WORK TO BE COMPLETED: Locate every line in the material below that has the word "color". Copy each of those lines.
--- Start of THE INPUT ---
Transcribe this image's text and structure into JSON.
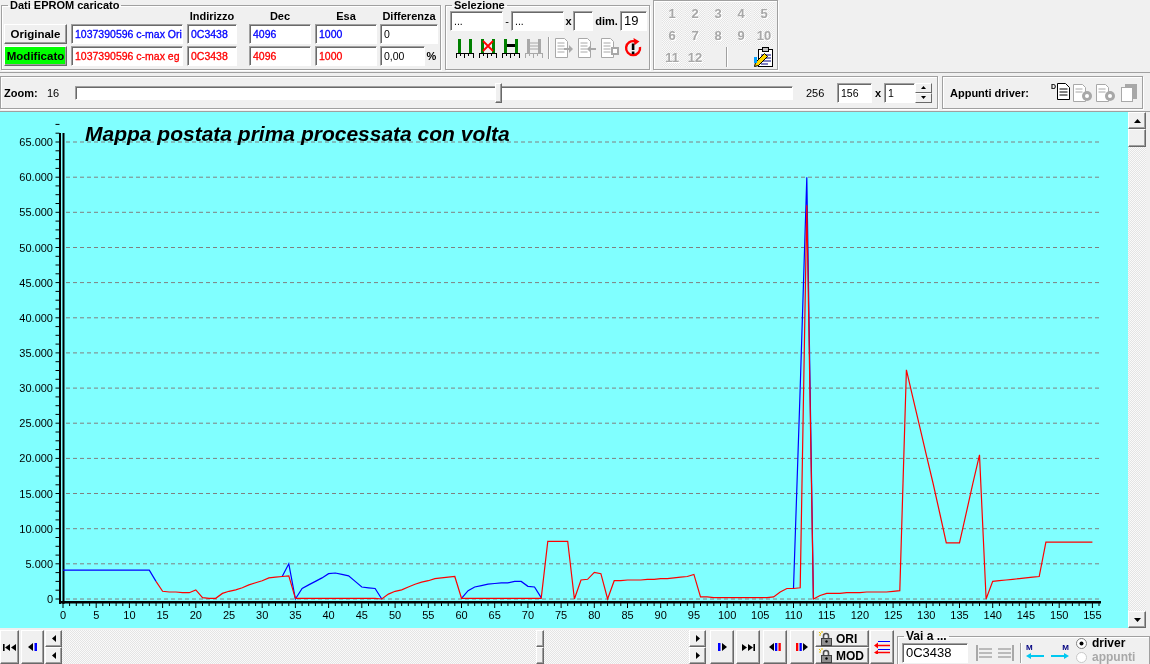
{
  "eprom": {
    "title": "Dati EPROM caricato",
    "columns": [
      "Indirizzo",
      "Dec",
      "Esa",
      "Differenza"
    ],
    "rows": [
      {
        "label": "Originale",
        "active": false,
        "color": "#0000ff",
        "name": "1037390596 c-max Ori",
        "address": "0C3438",
        "dec": "4096",
        "hex": "1000",
        "difference": "0"
      },
      {
        "label": "Modificato",
        "active": true,
        "color": "#ff0000",
        "name": "1037390596 c-max eg",
        "address": "0C3438",
        "dec": "4096",
        "hex": "1000",
        "difference": "0,00",
        "unit": "%"
      }
    ]
  },
  "selection": {
    "title": "Selezione",
    "from": "...",
    "dash": "-",
    "to": "...",
    "times": "x",
    "dim_label": "dim.",
    "dim": "19",
    "tools": [
      {
        "kind": "bars",
        "disabled": false
      },
      {
        "kind": "bars-cross",
        "disabled": false
      },
      {
        "kind": "bars-join",
        "disabled": false
      },
      {
        "kind": "bars-lines",
        "disabled": true
      },
      {
        "kind": "doc-in",
        "disabled": true
      },
      {
        "kind": "doc-out",
        "disabled": true
      },
      {
        "kind": "doc-box",
        "disabled": true
      },
      {
        "kind": "reset",
        "disabled": false
      }
    ]
  },
  "maps": {
    "buttons": [
      {
        "label": "1",
        "disabled": true
      },
      {
        "label": "2",
        "disabled": true
      },
      {
        "label": "3",
        "disabled": true
      },
      {
        "label": "4",
        "disabled": true
      },
      {
        "label": "5",
        "disabled": true
      },
      {
        "label": "6",
        "disabled": true
      },
      {
        "label": "7",
        "disabled": true
      },
      {
        "label": "8",
        "disabled": true
      },
      {
        "label": "9",
        "disabled": true
      },
      {
        "label": "10",
        "disabled": true
      },
      {
        "label": "11",
        "disabled": true
      },
      {
        "label": "12",
        "disabled": true
      }
    ]
  },
  "zoom": {
    "label": "Zoom:",
    "min": "16",
    "level": 0.59,
    "max": "256",
    "value": "156",
    "times": "x",
    "factor": "1"
  },
  "driver_clipboard": {
    "label": "Appunti driver:",
    "tools": [
      {
        "kind": "paste",
        "label": "D",
        "disabled": false
      },
      {
        "kind": "gear",
        "disabled": true
      },
      {
        "kind": "gear",
        "disabled": true
      },
      {
        "kind": "clear",
        "disabled": true
      }
    ]
  },
  "chart": {
    "chart_data": {
      "type": "line",
      "title": "Mappa postata prima processata con volta",
      "grid": true,
      "x": [
        0,
        1,
        2,
        3,
        4,
        5,
        6,
        7,
        8,
        9,
        10,
        11,
        12,
        13,
        14,
        15,
        16,
        17,
        18,
        19,
        20,
        21,
        22,
        23,
        24,
        25,
        26,
        27,
        28,
        29,
        30,
        31,
        32,
        33,
        34,
        35,
        36,
        37,
        38,
        39,
        40,
        41,
        42,
        43,
        44,
        45,
        46,
        47,
        48,
        49,
        50,
        51,
        52,
        53,
        54,
        55,
        56,
        57,
        58,
        59,
        60,
        61,
        62,
        63,
        64,
        65,
        66,
        67,
        68,
        69,
        70,
        71,
        72,
        73,
        74,
        75,
        76,
        77,
        78,
        79,
        80,
        81,
        82,
        83,
        84,
        85,
        86,
        87,
        88,
        89,
        90,
        91,
        92,
        93,
        94,
        95,
        96,
        97,
        98,
        99,
        100,
        101,
        102,
        103,
        104,
        105,
        106,
        107,
        108,
        109,
        110,
        111,
        112,
        113,
        114,
        115,
        116,
        117,
        118,
        119,
        120,
        121,
        122,
        123,
        124,
        125,
        126,
        127,
        128,
        129,
        130,
        131,
        132,
        133,
        134,
        135,
        136,
        137,
        138,
        139,
        140,
        141,
        142,
        143,
        144,
        145,
        146,
        147,
        148,
        149,
        150,
        151,
        152,
        153,
        154,
        155
      ],
      "series": [
        {
          "color": "#0000ff",
          "values": [
            4100,
            4100,
            4100,
            4100,
            4100,
            4100,
            4100,
            4100,
            4100,
            4100,
            4100,
            4100,
            4100,
            4100,
            2500,
            null,
            null,
            null,
            null,
            null,
            null,
            null,
            null,
            null,
            null,
            null,
            null,
            null,
            null,
            null,
            null,
            null,
            null,
            3200,
            5000,
            0,
            1500,
            2000,
            2500,
            3000,
            3600,
            3700,
            3500,
            3300,
            2500,
            1700,
            1600,
            1500,
            0,
            null,
            null,
            null,
            null,
            null,
            null,
            null,
            null,
            null,
            null,
            null,
            100,
            1200,
            1700,
            1900,
            2100,
            2200,
            2300,
            2300,
            2500,
            2500,
            1800,
            1700,
            200,
            null,
            null,
            null,
            null,
            null,
            null,
            null,
            null,
            null,
            null,
            null,
            null,
            null,
            null,
            null,
            null,
            null,
            null,
            null,
            null,
            null,
            null,
            null,
            null,
            null,
            null,
            null,
            null,
            null,
            null,
            null,
            null,
            null,
            null,
            null,
            null,
            null,
            1500,
            30000,
            60000,
            0,
            null,
            null,
            null,
            null,
            null,
            null,
            null,
            null,
            null,
            null,
            null,
            null,
            null,
            null,
            null,
            null,
            null,
            null,
            null,
            null,
            null,
            null,
            null,
            null,
            null,
            null,
            null,
            null,
            null,
            null,
            null,
            null,
            null,
            null,
            null,
            null,
            null,
            null,
            null,
            null,
            null,
            null
          ]
        },
        {
          "color": "#ff0000",
          "values": [
            null,
            null,
            null,
            null,
            null,
            null,
            null,
            null,
            null,
            null,
            null,
            null,
            null,
            null,
            2500,
            1100,
            1000,
            1000,
            900,
            900,
            1300,
            200,
            100,
            100,
            800,
            1100,
            1300,
            1600,
            2000,
            2300,
            2600,
            3000,
            3100,
            3200,
            3300,
            100,
            100,
            100,
            100,
            100,
            100,
            100,
            100,
            100,
            100,
            100,
            100,
            100,
            0,
            700,
            1100,
            1300,
            1700,
            2100,
            2400,
            2600,
            2900,
            3000,
            3100,
            3200,
            100,
            100,
            100,
            100,
            100,
            100,
            100,
            100,
            100,
            100,
            100,
            100,
            100,
            8200,
            8200,
            8200,
            8200,
            0,
            2700,
            2800,
            3800,
            3600,
            0,
            2600,
            2600,
            2700,
            2700,
            2700,
            2800,
            2800,
            2900,
            2900,
            3000,
            3100,
            3200,
            3500,
            300,
            300,
            200,
            200,
            200,
            200,
            200,
            200,
            200,
            200,
            200,
            300,
            1000,
            1500,
            1500,
            1600,
            56000,
            0,
            500,
            800,
            800,
            800,
            900,
            900,
            900,
            1000,
            1000,
            1000,
            1000,
            1100,
            1200,
            32600,
            28500,
            24500,
            20500,
            16500,
            12300,
            8000,
            8000,
            8000,
            12200,
            16400,
            20500,
            0,
            2500,
            2600,
            2700,
            2800,
            2900,
            3000,
            3100,
            3200,
            8100,
            8100,
            8100,
            8100,
            8100,
            8100,
            8100,
            8100
          ]
        }
      ],
      "xlim": [
        0,
        156
      ],
      "ylim": [
        0,
        65000
      ],
      "xticks": [
        0,
        5,
        10,
        15,
        20,
        25,
        30,
        35,
        40,
        45,
        50,
        55,
        60,
        65,
        70,
        75,
        80,
        85,
        90,
        95,
        100,
        105,
        110,
        115,
        120,
        125,
        130,
        135,
        140,
        145,
        150,
        155
      ],
      "yticks": [
        {
          "value": 0,
          "label": "0"
        },
        {
          "value": 5000,
          "label": "5.000"
        },
        {
          "value": 10000,
          "label": "10.000"
        },
        {
          "value": 15000,
          "label": "15.000"
        },
        {
          "value": 20000,
          "label": "20.000"
        },
        {
          "value": 25000,
          "label": "25.000"
        },
        {
          "value": 30000,
          "label": "30.000"
        },
        {
          "value": 35000,
          "label": "35.000"
        },
        {
          "value": 40000,
          "label": "40.000"
        },
        {
          "value": 45000,
          "label": "45.000"
        },
        {
          "value": 50000,
          "label": "50.000"
        },
        {
          "value": 55000,
          "label": "55.000"
        },
        {
          "value": 60000,
          "label": "60.000"
        },
        {
          "value": 65000,
          "label": "65.000"
        }
      ]
    }
  },
  "lock_buttons": [
    {
      "label": "ORI"
    },
    {
      "label": "MOD"
    }
  ],
  "goto": {
    "title": "Vai a ...",
    "value": "0C3438",
    "tools": [
      {
        "kind": "left",
        "disabled": true
      },
      {
        "kind": "right",
        "disabled": true
      }
    ],
    "move_buttons": [
      {
        "kind": "left",
        "label": "M"
      },
      {
        "kind": "right",
        "label": "M"
      }
    ],
    "target_options": [
      {
        "label": "driver",
        "selected": true,
        "disabled": false
      },
      {
        "label": "appunti",
        "selected": false,
        "disabled": true
      }
    ]
  }
}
--- End of THE INPUT ---
RESULT OF THIS EXERCISE:
        "color": "#0000ff",
        "color": "#ff0000",
          "color": "#0000ff",
          "color": "#ff0000",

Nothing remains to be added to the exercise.